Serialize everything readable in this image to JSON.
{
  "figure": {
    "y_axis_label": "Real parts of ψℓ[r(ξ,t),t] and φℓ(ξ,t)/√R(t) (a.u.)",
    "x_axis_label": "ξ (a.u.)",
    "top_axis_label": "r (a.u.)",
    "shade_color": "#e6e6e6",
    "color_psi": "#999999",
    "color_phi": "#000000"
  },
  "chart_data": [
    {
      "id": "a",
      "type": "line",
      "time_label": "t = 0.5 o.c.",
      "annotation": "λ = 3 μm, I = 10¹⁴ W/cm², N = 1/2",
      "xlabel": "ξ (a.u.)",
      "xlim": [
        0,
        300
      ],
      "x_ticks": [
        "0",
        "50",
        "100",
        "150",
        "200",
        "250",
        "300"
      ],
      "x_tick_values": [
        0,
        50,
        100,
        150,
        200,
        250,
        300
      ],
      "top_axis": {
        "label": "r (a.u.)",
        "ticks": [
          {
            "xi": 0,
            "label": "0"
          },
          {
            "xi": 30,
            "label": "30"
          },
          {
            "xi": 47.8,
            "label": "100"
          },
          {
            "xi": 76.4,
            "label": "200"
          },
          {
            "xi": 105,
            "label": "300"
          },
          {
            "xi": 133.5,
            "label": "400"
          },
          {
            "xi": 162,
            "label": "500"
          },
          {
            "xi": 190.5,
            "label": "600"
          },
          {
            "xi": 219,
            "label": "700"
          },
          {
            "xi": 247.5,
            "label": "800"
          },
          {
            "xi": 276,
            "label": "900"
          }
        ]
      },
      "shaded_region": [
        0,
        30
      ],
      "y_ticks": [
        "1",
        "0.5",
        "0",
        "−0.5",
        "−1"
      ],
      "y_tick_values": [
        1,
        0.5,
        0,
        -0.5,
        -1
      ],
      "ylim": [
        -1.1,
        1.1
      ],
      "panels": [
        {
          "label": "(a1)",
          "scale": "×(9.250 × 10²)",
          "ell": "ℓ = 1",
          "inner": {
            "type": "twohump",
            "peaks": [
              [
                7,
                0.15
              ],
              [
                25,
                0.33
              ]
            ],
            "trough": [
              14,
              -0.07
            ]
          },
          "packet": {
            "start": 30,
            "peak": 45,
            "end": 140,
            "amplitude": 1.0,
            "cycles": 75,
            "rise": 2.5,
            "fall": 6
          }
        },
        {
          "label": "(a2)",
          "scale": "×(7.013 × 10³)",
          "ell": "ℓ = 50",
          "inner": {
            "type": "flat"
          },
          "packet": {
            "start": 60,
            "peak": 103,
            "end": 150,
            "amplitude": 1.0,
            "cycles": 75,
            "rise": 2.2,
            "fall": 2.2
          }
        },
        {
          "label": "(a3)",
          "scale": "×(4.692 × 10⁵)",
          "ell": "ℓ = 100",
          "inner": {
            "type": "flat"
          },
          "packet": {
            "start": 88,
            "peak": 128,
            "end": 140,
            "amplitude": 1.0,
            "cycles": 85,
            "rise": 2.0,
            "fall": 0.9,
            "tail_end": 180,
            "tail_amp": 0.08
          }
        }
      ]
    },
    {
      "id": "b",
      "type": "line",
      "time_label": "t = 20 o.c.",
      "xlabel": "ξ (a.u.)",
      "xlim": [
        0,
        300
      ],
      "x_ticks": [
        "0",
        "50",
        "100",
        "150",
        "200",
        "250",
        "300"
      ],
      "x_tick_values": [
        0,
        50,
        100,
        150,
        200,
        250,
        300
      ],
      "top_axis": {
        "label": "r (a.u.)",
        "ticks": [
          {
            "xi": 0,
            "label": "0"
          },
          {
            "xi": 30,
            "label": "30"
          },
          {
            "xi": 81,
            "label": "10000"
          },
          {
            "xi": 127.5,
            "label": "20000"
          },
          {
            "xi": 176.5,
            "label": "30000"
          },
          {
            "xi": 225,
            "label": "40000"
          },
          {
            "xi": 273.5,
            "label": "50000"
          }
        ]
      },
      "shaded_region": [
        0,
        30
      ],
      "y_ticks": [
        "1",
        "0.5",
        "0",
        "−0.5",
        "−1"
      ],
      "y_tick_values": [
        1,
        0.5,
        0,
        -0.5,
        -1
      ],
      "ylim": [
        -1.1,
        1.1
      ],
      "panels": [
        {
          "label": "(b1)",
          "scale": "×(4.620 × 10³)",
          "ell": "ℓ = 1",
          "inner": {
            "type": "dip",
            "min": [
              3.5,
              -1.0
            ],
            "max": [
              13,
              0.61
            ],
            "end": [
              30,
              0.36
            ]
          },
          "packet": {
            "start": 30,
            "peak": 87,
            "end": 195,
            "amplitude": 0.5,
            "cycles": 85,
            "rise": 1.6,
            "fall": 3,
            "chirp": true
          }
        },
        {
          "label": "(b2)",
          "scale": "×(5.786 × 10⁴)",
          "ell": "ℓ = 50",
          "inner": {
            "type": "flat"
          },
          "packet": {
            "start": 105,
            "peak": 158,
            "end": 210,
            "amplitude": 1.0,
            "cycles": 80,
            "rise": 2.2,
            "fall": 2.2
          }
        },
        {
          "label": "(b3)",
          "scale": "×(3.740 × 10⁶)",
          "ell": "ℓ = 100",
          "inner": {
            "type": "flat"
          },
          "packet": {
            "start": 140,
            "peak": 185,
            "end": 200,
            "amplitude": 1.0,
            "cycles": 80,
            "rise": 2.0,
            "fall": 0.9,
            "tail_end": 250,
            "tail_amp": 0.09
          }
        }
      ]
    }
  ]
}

+---+

### TASK OBJECTIVE
Write down all the entries again without a single difference.

### TASK SOLUTION
Serialize everything readable in this image to JSON.
{
  "figure": {
    "y_axis_label": "Real parts of ψℓ[r(ξ,t),t] and φℓ(ξ,t)/√R(t) (a.u.)",
    "x_axis_label": "ξ (a.u.)",
    "top_axis_label": "r (a.u.)",
    "shade_color": "#e6e6e6",
    "color_psi": "#999999",
    "color_phi": "#000000"
  },
  "chart_data": [
    {
      "id": "a",
      "type": "line",
      "time_label": "t = 0.5 o.c.",
      "annotation": "λ = 3 μm, I = 10¹⁴ W/cm², N = 1/2",
      "xlabel": "ξ (a.u.)",
      "xlim": [
        0,
        300
      ],
      "x_ticks": [
        "0",
        "50",
        "100",
        "150",
        "200",
        "250",
        "300"
      ],
      "x_tick_values": [
        0,
        50,
        100,
        150,
        200,
        250,
        300
      ],
      "top_axis": {
        "label": "r (a.u.)",
        "ticks": [
          {
            "xi": 0,
            "label": "0"
          },
          {
            "xi": 30,
            "label": "30"
          },
          {
            "xi": 47.8,
            "label": "100"
          },
          {
            "xi": 76.4,
            "label": "200"
          },
          {
            "xi": 105,
            "label": "300"
          },
          {
            "xi": 133.5,
            "label": "400"
          },
          {
            "xi": 162,
            "label": "500"
          },
          {
            "xi": 190.5,
            "label": "600"
          },
          {
            "xi": 219,
            "label": "700"
          },
          {
            "xi": 247.5,
            "label": "800"
          },
          {
            "xi": 276,
            "label": "900"
          }
        ]
      },
      "shaded_region": [
        0,
        30
      ],
      "y_ticks": [
        "1",
        "0.5",
        "0",
        "−0.5",
        "−1"
      ],
      "y_tick_values": [
        1,
        0.5,
        0,
        -0.5,
        -1
      ],
      "ylim": [
        -1.1,
        1.1
      ],
      "panels": [
        {
          "label": "(a1)",
          "scale": "×(9.250 × 10²)",
          "ell": "ℓ = 1",
          "inner": {
            "type": "twohump",
            "peaks": [
              [
                7,
                0.15
              ],
              [
                25,
                0.33
              ]
            ],
            "trough": [
              14,
              -0.07
            ]
          },
          "packet": {
            "start": 30,
            "peak": 45,
            "end": 140,
            "amplitude": 1.0,
            "cycles": 75,
            "rise": 2.5,
            "fall": 6
          }
        },
        {
          "label": "(a2)",
          "scale": "×(7.013 × 10³)",
          "ell": "ℓ = 50",
          "inner": {
            "type": "flat"
          },
          "packet": {
            "start": 60,
            "peak": 103,
            "end": 150,
            "amplitude": 1.0,
            "cycles": 75,
            "rise": 2.2,
            "fall": 2.2
          }
        },
        {
          "label": "(a3)",
          "scale": "×(4.692 × 10⁵)",
          "ell": "ℓ = 100",
          "inner": {
            "type": "flat"
          },
          "packet": {
            "start": 88,
            "peak": 128,
            "end": 140,
            "amplitude": 1.0,
            "cycles": 85,
            "rise": 2.0,
            "fall": 0.9,
            "tail_end": 180,
            "tail_amp": 0.08
          }
        }
      ]
    },
    {
      "id": "b",
      "type": "line",
      "time_label": "t = 20 o.c.",
      "xlabel": "ξ (a.u.)",
      "xlim": [
        0,
        300
      ],
      "x_ticks": [
        "0",
        "50",
        "100",
        "150",
        "200",
        "250",
        "300"
      ],
      "x_tick_values": [
        0,
        50,
        100,
        150,
        200,
        250,
        300
      ],
      "top_axis": {
        "label": "r (a.u.)",
        "ticks": [
          {
            "xi": 0,
            "label": "0"
          },
          {
            "xi": 30,
            "label": "30"
          },
          {
            "xi": 81,
            "label": "10000"
          },
          {
            "xi": 127.5,
            "label": "20000"
          },
          {
            "xi": 176.5,
            "label": "30000"
          },
          {
            "xi": 225,
            "label": "40000"
          },
          {
            "xi": 273.5,
            "label": "50000"
          }
        ]
      },
      "shaded_region": [
        0,
        30
      ],
      "y_ticks": [
        "1",
        "0.5",
        "0",
        "−0.5",
        "−1"
      ],
      "y_tick_values": [
        1,
        0.5,
        0,
        -0.5,
        -1
      ],
      "ylim": [
        -1.1,
        1.1
      ],
      "panels": [
        {
          "label": "(b1)",
          "scale": "×(4.620 × 10³)",
          "ell": "ℓ = 1",
          "inner": {
            "type": "dip",
            "min": [
              3.5,
              -1.0
            ],
            "max": [
              13,
              0.61
            ],
            "end": [
              30,
              0.36
            ]
          },
          "packet": {
            "start": 30,
            "peak": 87,
            "end": 195,
            "amplitude": 0.5,
            "cycles": 85,
            "rise": 1.6,
            "fall": 3,
            "chirp": true
          }
        },
        {
          "label": "(b2)",
          "scale": "×(5.786 × 10⁴)",
          "ell": "ℓ = 50",
          "inner": {
            "type": "flat"
          },
          "packet": {
            "start": 105,
            "peak": 158,
            "end": 210,
            "amplitude": 1.0,
            "cycles": 80,
            "rise": 2.2,
            "fall": 2.2
          }
        },
        {
          "label": "(b3)",
          "scale": "×(3.740 × 10⁶)",
          "ell": "ℓ = 100",
          "inner": {
            "type": "flat"
          },
          "packet": {
            "start": 140,
            "peak": 185,
            "end": 200,
            "amplitude": 1.0,
            "cycles": 80,
            "rise": 2.0,
            "fall": 0.9,
            "tail_end": 250,
            "tail_amp": 0.09
          }
        }
      ]
    }
  ]
}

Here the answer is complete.